### Given task
List each line of the data that holds the string "probability".

### Data for this task
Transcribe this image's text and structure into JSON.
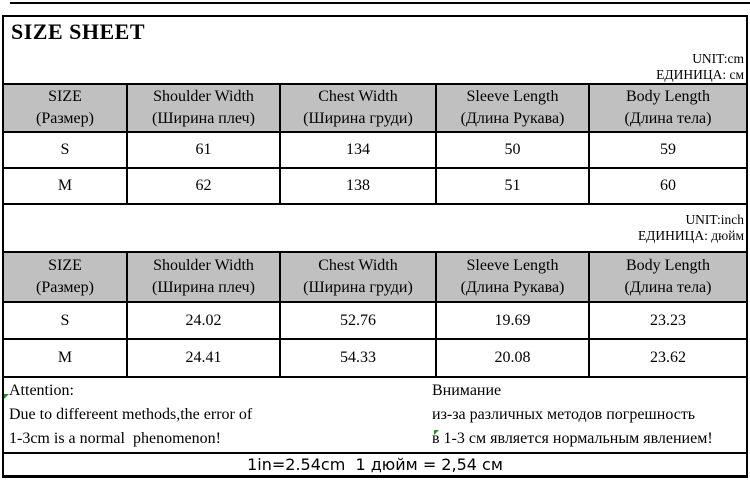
{
  "title": "SIZE SHEET",
  "colors": {
    "header_bg": "#c0c0c0",
    "border": "#000000",
    "marker_green": "#2e8b2e",
    "background": "#ffffff"
  },
  "units": {
    "cm": {
      "line1": "UNIT:cm",
      "line2": "ЕДИНИЦА: см"
    },
    "inch": {
      "line1": "UNIT:inch",
      "line2": "ЕДИНИЦА: дюйм"
    }
  },
  "columns": [
    {
      "en": "SIZE",
      "ru": "(Размер)"
    },
    {
      "en": "Shoulder Width",
      "ru": "(Ширина плеч)"
    },
    {
      "en": "Chest Width",
      "ru": "(Ширина груди)"
    },
    {
      "en": "Sleeve Length",
      "ru": "(Длина Рукава)"
    },
    {
      "en": "Body Length",
      "ru": "(Длина тела)"
    }
  ],
  "cm_table": [
    {
      "size": "S",
      "values": [
        "61",
        "134",
        "50",
        "59"
      ]
    },
    {
      "size": "M",
      "values": [
        "62",
        "138",
        "51",
        "60"
      ]
    }
  ],
  "inch_table": [
    {
      "size": "S",
      "values": [
        "24.02",
        "52.76",
        "19.69",
        "23.23"
      ]
    },
    {
      "size": "M",
      "values": [
        "24.41",
        "54.33",
        "20.08",
        "23.62"
      ]
    }
  ],
  "attention": {
    "en": {
      "line1": "Attention:",
      "line2": "Due to differeent methods,the error of",
      "line3": "1-3cm is a normal  phenomenon!"
    },
    "ru": {
      "line1": "Внимание",
      "line2": "из-за различных методов погрешность",
      "line3": "в 1-3 см является нормальным явлением!"
    }
  },
  "conversion": "1in=2.54cm  1 дюйм = 2,54 см"
}
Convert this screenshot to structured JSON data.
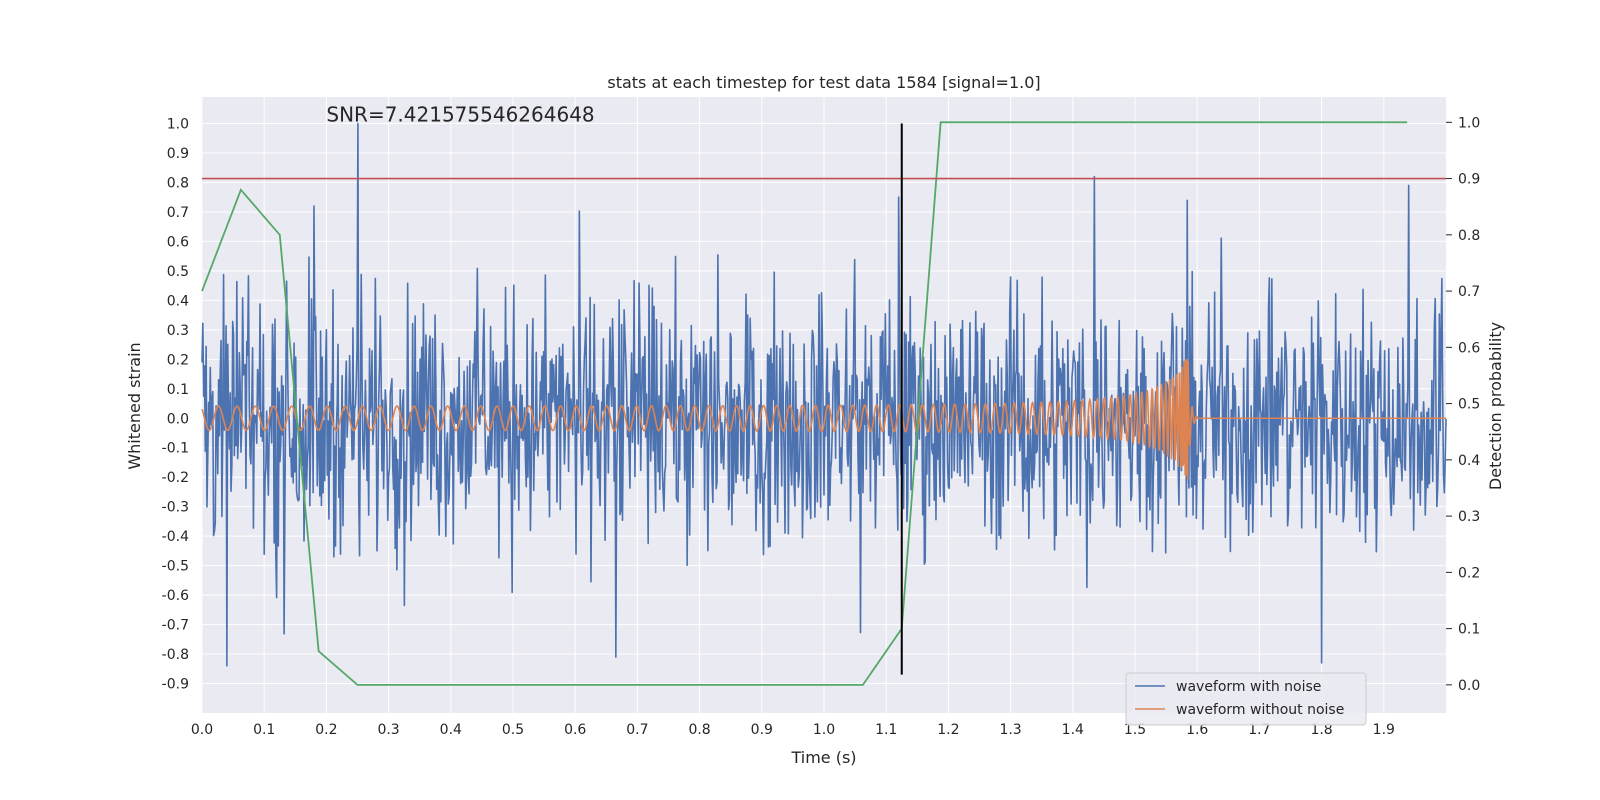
{
  "chart_data": {
    "type": "line",
    "title": "stats at each timestep for test data 1584 [signal=1.0]",
    "xlabel": "Time (s)",
    "ylabel_left": "Whitened strain",
    "ylabel_right": "Detection probability",
    "xlim": [
      0.0,
      2.0
    ],
    "ylim_left": [
      -1.0,
      1.09
    ],
    "ylim_right": [
      -0.05,
      1.045
    ],
    "x_ticks": [
      "0.0",
      "0.1",
      "0.2",
      "0.3",
      "0.4",
      "0.5",
      "0.6",
      "0.7",
      "0.8",
      "0.9",
      "1.0",
      "1.1",
      "1.2",
      "1.3",
      "1.4",
      "1.5",
      "1.6",
      "1.7",
      "1.8",
      "1.9"
    ],
    "y_left_ticks": [
      "1.0",
      "0.9",
      "0.8",
      "0.7",
      "0.6",
      "0.5",
      "0.4",
      "0.3",
      "0.2",
      "0.1",
      "0.0",
      "-0.1",
      "-0.2",
      "-0.3",
      "-0.4",
      "-0.5",
      "-0.6",
      "-0.7",
      "-0.8",
      "-0.9"
    ],
    "y_right_ticks": [
      "1.0",
      "0.9",
      "0.8",
      "0.7",
      "0.6",
      "0.5",
      "0.4",
      "0.3",
      "0.2",
      "0.1",
      "0.0"
    ],
    "annotation": "SNR=7.421575546264648",
    "annotation_at": {
      "x": 0.2,
      "y": 1.0
    },
    "series": [
      {
        "name": "waveform with noise",
        "color": "#4c72b0",
        "axis": "left",
        "kind": "noisy strain",
        "t_range": [
          0.0,
          2.0
        ],
        "amplitude_envelope": 0.35,
        "peaks": [
          [
            0.04,
            -0.84
          ],
          [
            0.25,
            1.0
          ],
          [
            0.18,
            0.72
          ],
          [
            0.665,
            -0.81
          ],
          [
            1.435,
            0.82
          ],
          [
            1.8,
            -0.83
          ],
          [
            1.94,
            0.79
          ],
          [
            1.12,
            0.75
          ]
        ]
      },
      {
        "name": "waveform without noise",
        "color": "#dd8452",
        "axis": "left",
        "kind": "chirp",
        "t_range": [
          0.0,
          1.585
        ],
        "amplitude_start": 0.04,
        "amplitude_peak": 0.22,
        "merger_time": 1.585
      },
      {
        "name": "detection probability",
        "color": "#55a868",
        "axis": "right",
        "x": [
          0.0,
          0.0625,
          0.125,
          0.1875,
          0.25,
          1.0625,
          1.125,
          1.1875,
          1.9375
        ],
        "y": [
          0.7,
          0.88,
          0.8,
          0.06,
          0.0,
          0.0,
          0.1,
          1.0,
          1.0
        ]
      }
    ],
    "threshold": {
      "axis": "right",
      "value": 0.9,
      "color": "#c44e52"
    },
    "vertical_marker": {
      "x": 1.125,
      "y_range_left": [
        -0.87,
        1.0
      ],
      "color": "#000000"
    },
    "legend": {
      "placement": "lower-right",
      "entries": [
        {
          "label": "waveform with noise",
          "color": "#4c72b0"
        },
        {
          "label": "waveform without noise",
          "color": "#dd8452"
        }
      ]
    },
    "style": {
      "background": "#eaeaf2",
      "grid": "#ffffff"
    }
  }
}
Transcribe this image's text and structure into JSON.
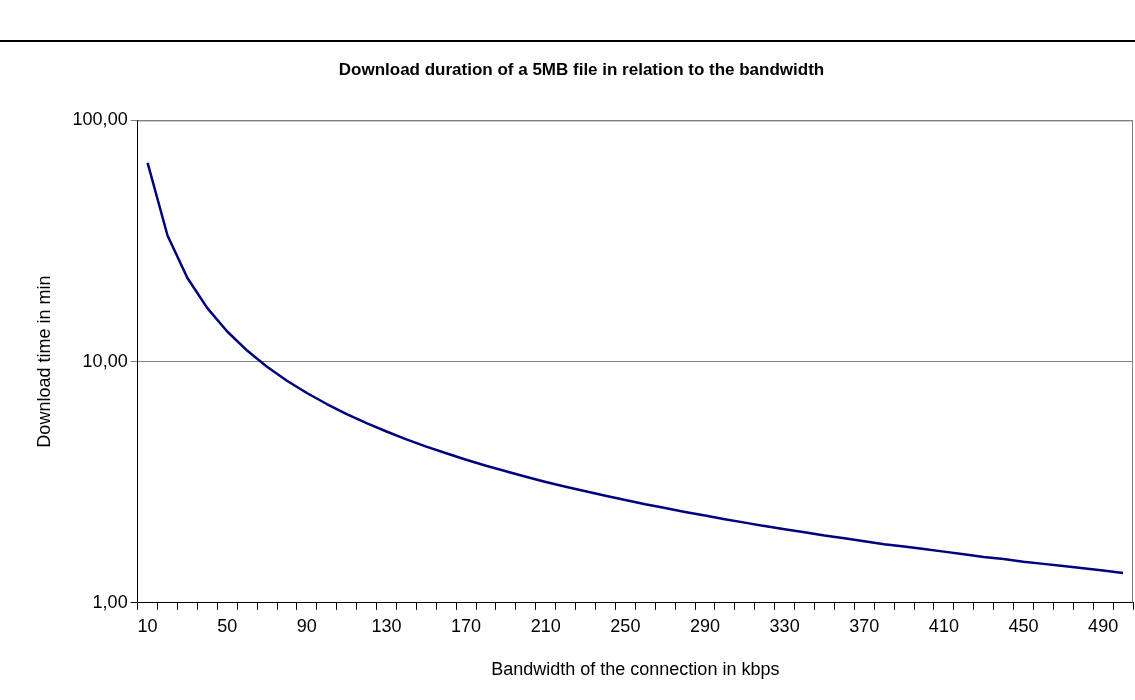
{
  "chart_data": {
    "type": "line",
    "title": "Download duration of a 5MB file in relation to the bandwidth",
    "xlabel": "Bandwidth of the connection in kbps",
    "ylabel": "Download time in min",
    "categories": [
      "10",
      null,
      null,
      null,
      "50",
      null,
      null,
      null,
      "90",
      null,
      null,
      null,
      "130",
      null,
      null,
      null,
      "170",
      null,
      null,
      null,
      "210",
      null,
      null,
      null,
      "250",
      null,
      null,
      null,
      "290",
      null,
      null,
      null,
      "330",
      null,
      null,
      null,
      "370",
      null,
      null,
      null,
      "410",
      null,
      null,
      null,
      "450",
      null,
      null,
      null,
      "490",
      null
    ],
    "series": [
      {
        "color": "#000080",
        "values": [
          66.67,
          33.33,
          22.22,
          16.67,
          13.33,
          11.11,
          9.52,
          8.33,
          7.41,
          6.67,
          6.06,
          5.56,
          5.13,
          4.76,
          4.44,
          4.17,
          3.92,
          3.7,
          3.51,
          3.33,
          3.17,
          3.03,
          2.9,
          2.78,
          2.67,
          2.56,
          2.47,
          2.38,
          2.3,
          2.22,
          2.15,
          2.08,
          2.02,
          1.96,
          1.9,
          1.85,
          1.8,
          1.75,
          1.71,
          1.67,
          1.63,
          1.59,
          1.55,
          1.52,
          1.48,
          1.45,
          1.42,
          1.39,
          1.36,
          1.33
        ]
      }
    ],
    "log": "y",
    "ylim": [
      1,
      100
    ],
    "yticks": [
      {
        "value": 1,
        "label": "1,00"
      },
      {
        "value": 10,
        "label": "10,00"
      },
      {
        "value": 100,
        "label": "100,00"
      }
    ],
    "grid": "y",
    "legend": false,
    "marker": "none",
    "line_style": "solid"
  }
}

### Result of this task
    "ylabel_right": "Detection probability",
        "name": "detection probability",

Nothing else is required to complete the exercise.